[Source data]
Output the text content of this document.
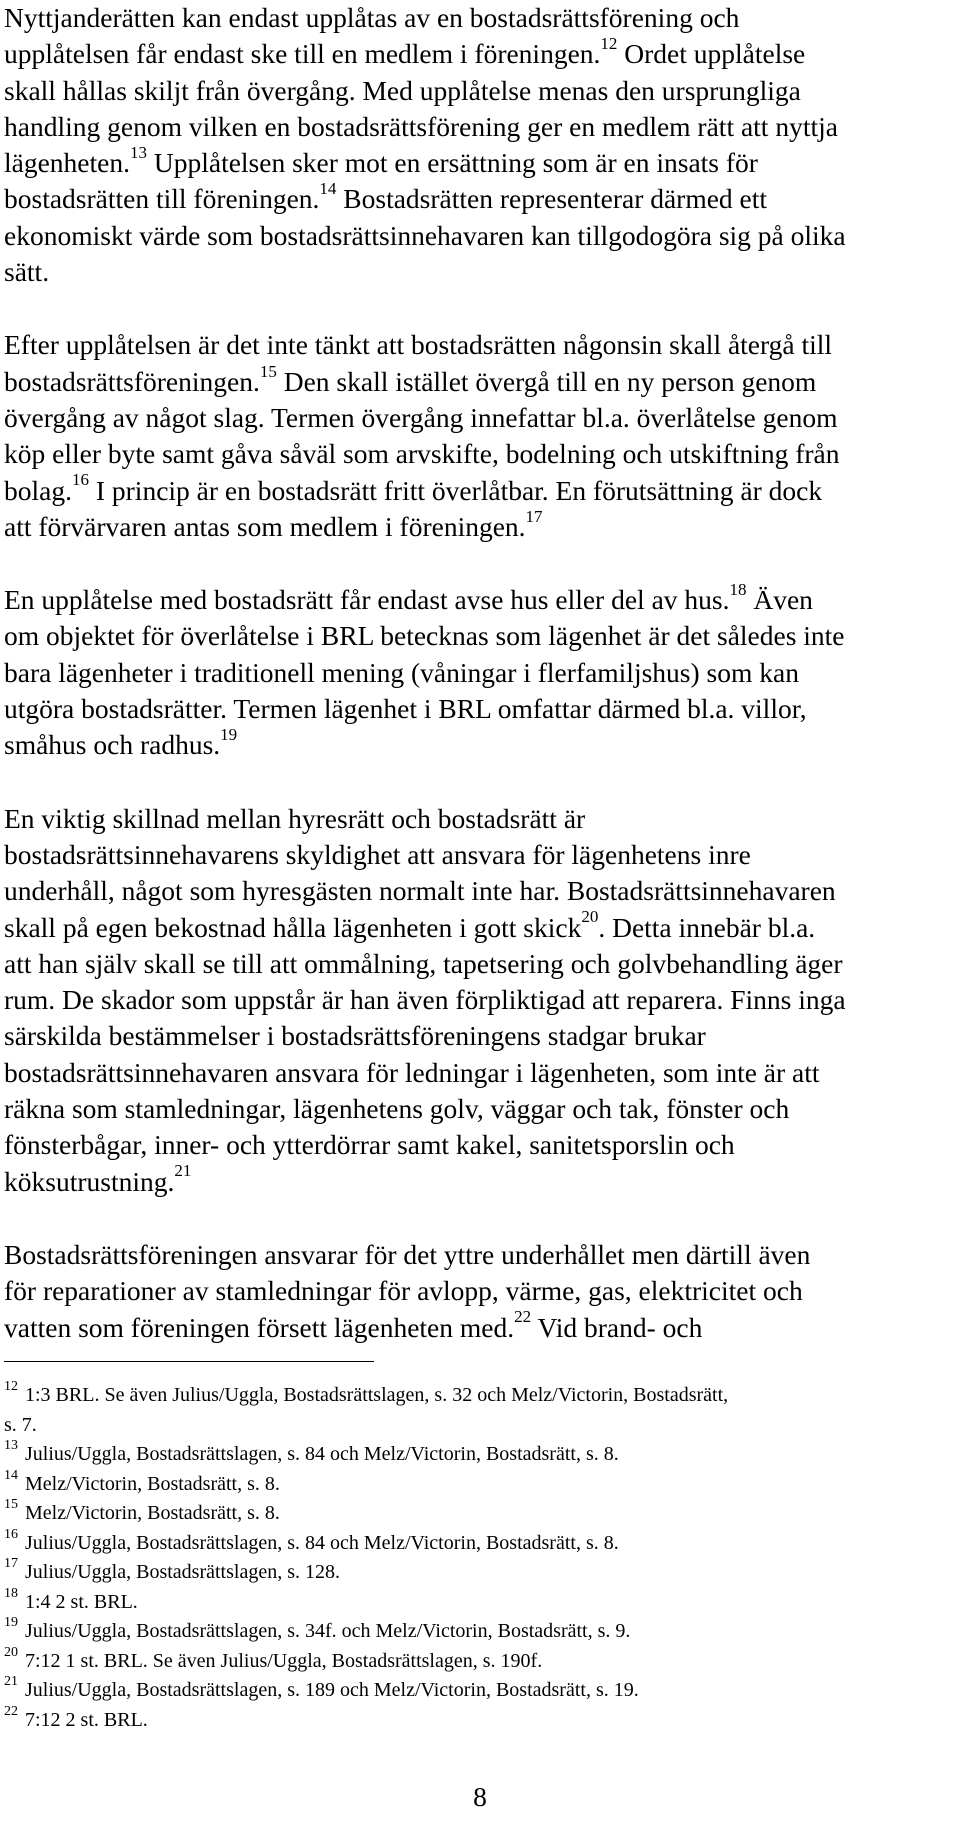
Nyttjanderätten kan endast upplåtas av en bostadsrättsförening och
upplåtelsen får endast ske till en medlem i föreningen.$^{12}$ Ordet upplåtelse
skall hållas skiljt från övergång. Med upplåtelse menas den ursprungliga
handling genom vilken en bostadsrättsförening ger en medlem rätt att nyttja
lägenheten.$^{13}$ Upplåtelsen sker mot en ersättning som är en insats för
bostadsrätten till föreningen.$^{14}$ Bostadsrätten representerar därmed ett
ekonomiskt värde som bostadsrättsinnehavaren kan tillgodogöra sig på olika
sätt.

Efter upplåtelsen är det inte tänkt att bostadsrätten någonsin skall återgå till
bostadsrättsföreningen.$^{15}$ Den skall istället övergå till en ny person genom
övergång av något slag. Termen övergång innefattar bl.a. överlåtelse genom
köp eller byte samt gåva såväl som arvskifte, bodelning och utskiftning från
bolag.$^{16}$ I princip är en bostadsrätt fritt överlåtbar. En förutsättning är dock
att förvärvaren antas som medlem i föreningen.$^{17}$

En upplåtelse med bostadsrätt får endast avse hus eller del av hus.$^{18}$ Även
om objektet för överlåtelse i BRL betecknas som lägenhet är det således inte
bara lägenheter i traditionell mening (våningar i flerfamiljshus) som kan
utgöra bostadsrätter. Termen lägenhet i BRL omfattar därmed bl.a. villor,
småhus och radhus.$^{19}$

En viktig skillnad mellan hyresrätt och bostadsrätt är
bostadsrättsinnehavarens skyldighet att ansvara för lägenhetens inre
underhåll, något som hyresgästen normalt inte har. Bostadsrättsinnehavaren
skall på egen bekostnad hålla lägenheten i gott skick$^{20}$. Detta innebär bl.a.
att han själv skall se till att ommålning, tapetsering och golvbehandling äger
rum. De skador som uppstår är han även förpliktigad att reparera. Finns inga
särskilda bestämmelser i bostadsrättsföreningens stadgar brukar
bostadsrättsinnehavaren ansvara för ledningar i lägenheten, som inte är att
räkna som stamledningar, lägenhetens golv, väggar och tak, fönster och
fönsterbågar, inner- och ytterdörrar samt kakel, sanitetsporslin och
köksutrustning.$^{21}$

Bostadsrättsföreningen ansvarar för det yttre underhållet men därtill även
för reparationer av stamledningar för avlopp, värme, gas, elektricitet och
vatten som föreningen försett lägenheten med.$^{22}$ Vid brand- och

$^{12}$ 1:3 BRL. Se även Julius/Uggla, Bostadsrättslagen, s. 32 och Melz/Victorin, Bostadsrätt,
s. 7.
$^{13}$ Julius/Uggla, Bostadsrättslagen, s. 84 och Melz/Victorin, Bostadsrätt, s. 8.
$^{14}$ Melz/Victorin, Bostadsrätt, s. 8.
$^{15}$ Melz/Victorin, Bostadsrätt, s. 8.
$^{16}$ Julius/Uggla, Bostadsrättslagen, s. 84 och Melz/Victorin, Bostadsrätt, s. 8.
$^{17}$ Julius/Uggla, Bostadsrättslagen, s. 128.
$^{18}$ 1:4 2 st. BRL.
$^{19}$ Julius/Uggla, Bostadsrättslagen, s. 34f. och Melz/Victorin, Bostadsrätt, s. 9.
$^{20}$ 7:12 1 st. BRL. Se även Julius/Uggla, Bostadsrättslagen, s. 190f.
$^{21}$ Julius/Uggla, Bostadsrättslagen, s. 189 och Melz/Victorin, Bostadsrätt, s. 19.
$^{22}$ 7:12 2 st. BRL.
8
...
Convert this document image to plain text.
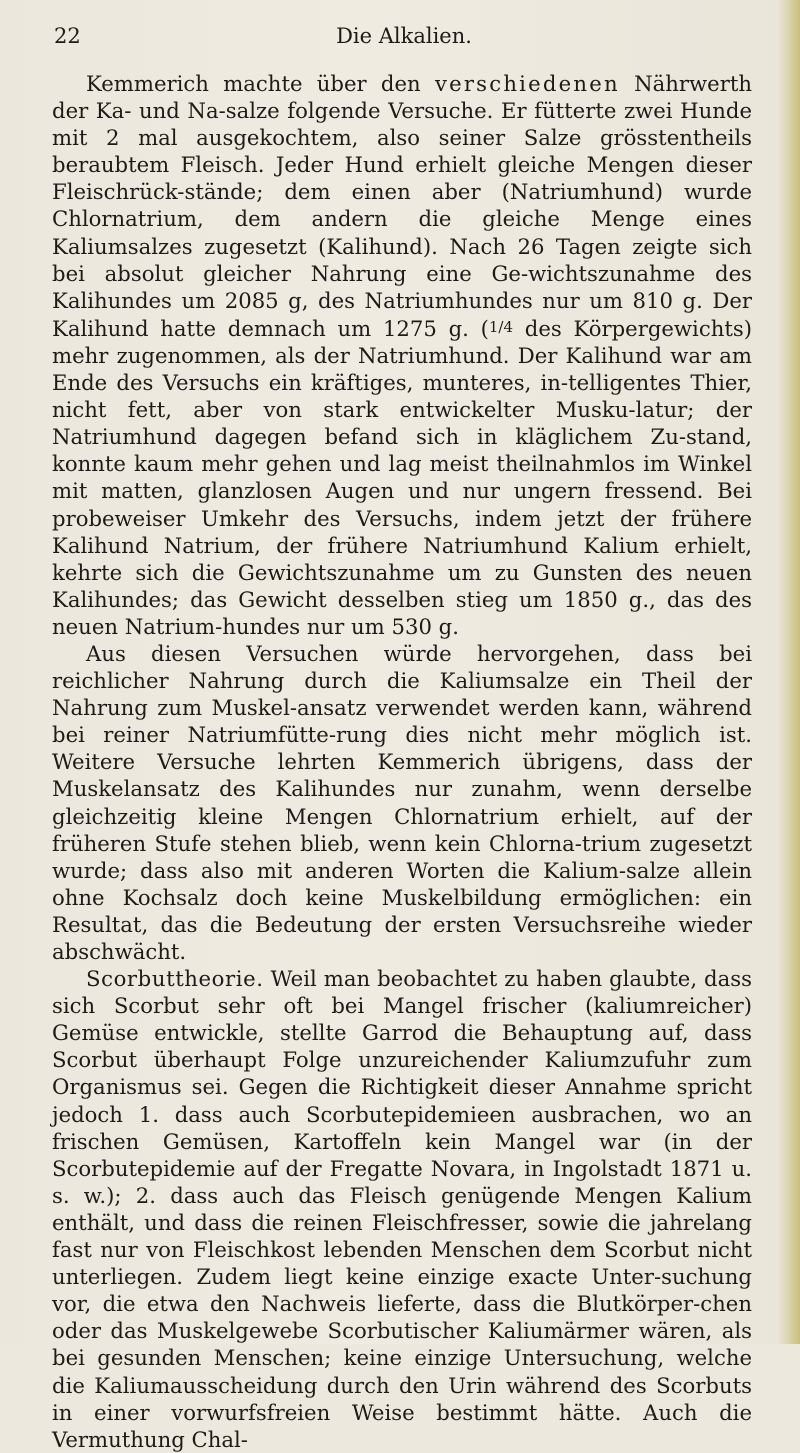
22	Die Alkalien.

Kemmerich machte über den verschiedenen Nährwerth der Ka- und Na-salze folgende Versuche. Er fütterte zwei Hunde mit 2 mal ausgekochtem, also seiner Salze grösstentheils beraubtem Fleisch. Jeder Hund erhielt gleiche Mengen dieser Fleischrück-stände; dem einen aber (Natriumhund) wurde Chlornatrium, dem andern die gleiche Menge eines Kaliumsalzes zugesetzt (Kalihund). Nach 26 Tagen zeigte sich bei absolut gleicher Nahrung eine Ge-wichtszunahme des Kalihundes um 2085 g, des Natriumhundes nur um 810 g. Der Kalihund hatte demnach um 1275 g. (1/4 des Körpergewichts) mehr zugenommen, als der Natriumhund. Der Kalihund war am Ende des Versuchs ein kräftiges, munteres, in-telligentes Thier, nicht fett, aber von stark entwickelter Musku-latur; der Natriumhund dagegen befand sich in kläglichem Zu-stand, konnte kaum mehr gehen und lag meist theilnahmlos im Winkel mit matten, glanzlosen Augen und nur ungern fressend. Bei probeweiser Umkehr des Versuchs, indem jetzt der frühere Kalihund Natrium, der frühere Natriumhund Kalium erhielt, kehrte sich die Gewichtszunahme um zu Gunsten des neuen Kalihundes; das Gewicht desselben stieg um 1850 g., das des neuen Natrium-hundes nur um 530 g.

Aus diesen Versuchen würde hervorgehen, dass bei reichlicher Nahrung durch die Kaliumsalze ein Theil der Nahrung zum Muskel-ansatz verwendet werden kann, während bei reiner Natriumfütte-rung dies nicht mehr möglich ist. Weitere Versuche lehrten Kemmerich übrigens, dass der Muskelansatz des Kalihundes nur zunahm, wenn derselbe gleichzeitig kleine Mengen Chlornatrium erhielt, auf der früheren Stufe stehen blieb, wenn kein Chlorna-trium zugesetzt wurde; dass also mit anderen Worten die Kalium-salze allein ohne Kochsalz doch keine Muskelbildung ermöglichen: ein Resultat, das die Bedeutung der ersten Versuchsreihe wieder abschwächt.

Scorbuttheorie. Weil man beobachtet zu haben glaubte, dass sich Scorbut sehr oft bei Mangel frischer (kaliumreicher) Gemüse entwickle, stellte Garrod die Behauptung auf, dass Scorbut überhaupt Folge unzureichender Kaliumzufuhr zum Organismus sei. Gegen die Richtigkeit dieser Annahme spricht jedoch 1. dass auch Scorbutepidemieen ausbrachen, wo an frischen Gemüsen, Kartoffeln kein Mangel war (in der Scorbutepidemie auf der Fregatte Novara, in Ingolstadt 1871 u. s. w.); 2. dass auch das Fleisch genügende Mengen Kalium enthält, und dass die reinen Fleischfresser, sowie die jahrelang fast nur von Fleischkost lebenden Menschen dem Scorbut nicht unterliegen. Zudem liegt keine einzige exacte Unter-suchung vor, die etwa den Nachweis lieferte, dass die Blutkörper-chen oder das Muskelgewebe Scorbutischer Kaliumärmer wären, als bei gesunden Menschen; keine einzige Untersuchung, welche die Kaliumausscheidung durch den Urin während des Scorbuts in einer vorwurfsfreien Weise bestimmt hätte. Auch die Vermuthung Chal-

_Problem requirements:_ Only lines that hold the string "Victorin" belong in the answer, so copy every one of them from the records.

_Response:_
$^{12}$ 1:3 BRL. Se även Julius/Uggla, Bostadsrättslagen, s. 32 och Melz/Victorin, Bostadsrätt,
$^{13}$ Julius/Uggla, Bostadsrättslagen, s. 84 och Melz/Victorin, Bostadsrätt, s. 8.
$^{14}$ Melz/Victorin, Bostadsrätt, s. 8.
$^{15}$ Melz/Victorin, Bostadsrätt, s. 8.
$^{16}$ Julius/Uggla, Bostadsrättslagen, s. 84 och Melz/Victorin, Bostadsrätt, s. 8.
$^{19}$ Julius/Uggla, Bostadsrättslagen, s. 34f. och Melz/Victorin, Bostadsrätt, s. 9.
$^{21}$ Julius/Uggla, Bostadsrättslagen, s. 189 och Melz/Victorin, Bostadsrätt, s. 19.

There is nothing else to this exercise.